What is asked
Scan the lines below; pull out those with "this".

Dataset items:
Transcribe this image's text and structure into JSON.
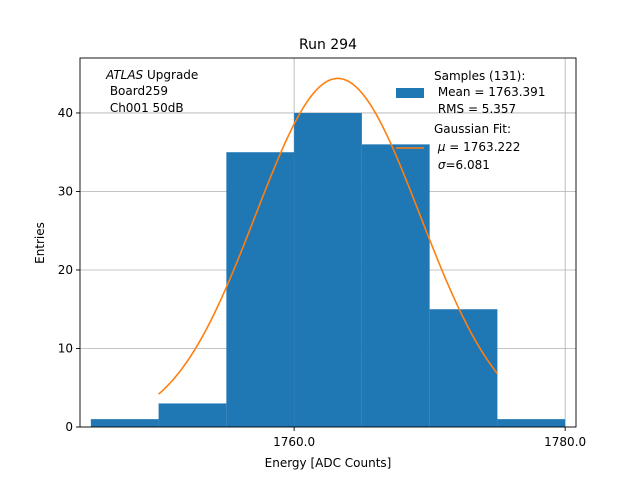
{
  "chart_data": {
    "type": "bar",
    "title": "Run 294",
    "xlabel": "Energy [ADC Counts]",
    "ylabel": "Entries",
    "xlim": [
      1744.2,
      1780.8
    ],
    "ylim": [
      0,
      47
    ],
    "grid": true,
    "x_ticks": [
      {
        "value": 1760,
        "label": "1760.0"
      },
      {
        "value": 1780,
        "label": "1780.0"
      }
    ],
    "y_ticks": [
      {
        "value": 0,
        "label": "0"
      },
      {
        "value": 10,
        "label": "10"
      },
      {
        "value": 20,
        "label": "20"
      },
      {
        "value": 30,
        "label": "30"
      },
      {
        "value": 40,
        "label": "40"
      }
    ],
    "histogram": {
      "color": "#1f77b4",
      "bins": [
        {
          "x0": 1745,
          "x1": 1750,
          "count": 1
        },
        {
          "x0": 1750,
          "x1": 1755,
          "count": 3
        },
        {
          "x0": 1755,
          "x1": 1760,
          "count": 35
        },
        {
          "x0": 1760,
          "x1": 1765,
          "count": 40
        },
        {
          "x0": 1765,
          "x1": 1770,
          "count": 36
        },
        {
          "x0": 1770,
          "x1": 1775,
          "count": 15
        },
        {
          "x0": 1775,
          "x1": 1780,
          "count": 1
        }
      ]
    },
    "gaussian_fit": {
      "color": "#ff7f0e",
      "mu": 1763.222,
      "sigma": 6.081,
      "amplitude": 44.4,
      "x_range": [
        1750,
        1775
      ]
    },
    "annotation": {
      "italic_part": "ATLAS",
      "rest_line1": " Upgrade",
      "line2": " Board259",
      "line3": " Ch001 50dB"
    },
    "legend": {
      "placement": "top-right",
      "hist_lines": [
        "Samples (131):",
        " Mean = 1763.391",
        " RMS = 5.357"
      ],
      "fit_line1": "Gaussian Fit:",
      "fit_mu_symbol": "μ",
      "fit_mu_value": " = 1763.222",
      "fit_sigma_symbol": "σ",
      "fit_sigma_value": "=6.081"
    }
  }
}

---

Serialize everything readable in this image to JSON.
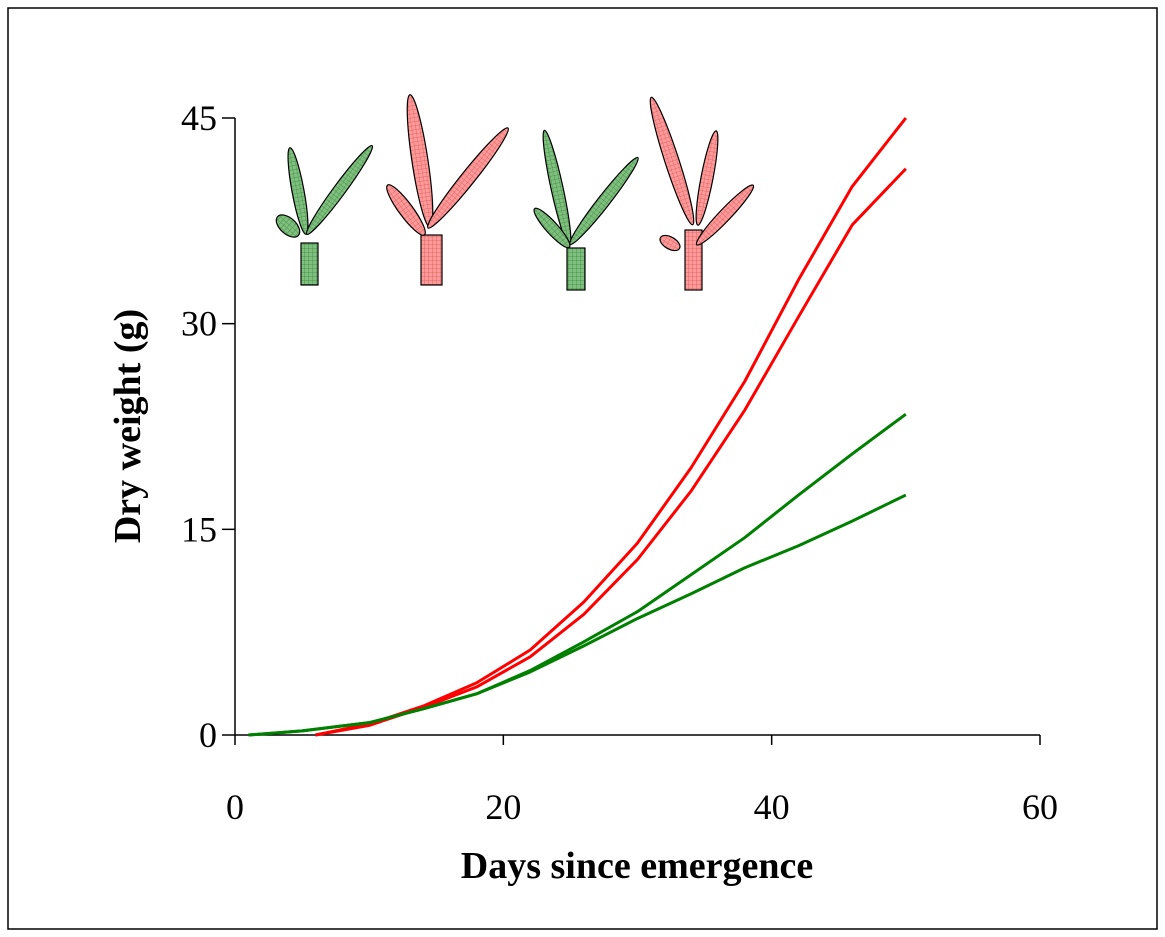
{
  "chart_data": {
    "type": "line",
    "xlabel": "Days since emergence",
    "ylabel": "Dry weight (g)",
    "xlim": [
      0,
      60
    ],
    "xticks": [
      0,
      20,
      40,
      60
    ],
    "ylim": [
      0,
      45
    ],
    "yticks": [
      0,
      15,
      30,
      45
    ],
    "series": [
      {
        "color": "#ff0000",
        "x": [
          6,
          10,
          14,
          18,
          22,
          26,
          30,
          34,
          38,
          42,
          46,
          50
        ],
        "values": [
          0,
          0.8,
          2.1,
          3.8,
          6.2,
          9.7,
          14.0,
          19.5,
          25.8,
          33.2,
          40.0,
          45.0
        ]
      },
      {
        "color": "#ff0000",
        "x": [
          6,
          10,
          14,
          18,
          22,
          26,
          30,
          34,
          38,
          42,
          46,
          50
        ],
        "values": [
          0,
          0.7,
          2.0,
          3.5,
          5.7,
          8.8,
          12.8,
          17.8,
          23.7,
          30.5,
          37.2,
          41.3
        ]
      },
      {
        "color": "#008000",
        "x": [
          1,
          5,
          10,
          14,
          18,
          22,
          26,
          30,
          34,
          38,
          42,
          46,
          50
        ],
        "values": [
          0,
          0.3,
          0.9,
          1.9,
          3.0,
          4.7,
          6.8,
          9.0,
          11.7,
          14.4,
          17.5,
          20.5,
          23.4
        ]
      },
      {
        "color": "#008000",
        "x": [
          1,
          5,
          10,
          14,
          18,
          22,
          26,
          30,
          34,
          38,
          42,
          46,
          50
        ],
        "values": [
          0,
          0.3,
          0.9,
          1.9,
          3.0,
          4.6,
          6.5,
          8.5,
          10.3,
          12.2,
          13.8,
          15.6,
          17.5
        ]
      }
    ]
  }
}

Result below
Transcribe this image's text and structure into JSON.
Serialize everything readable in this image to JSON.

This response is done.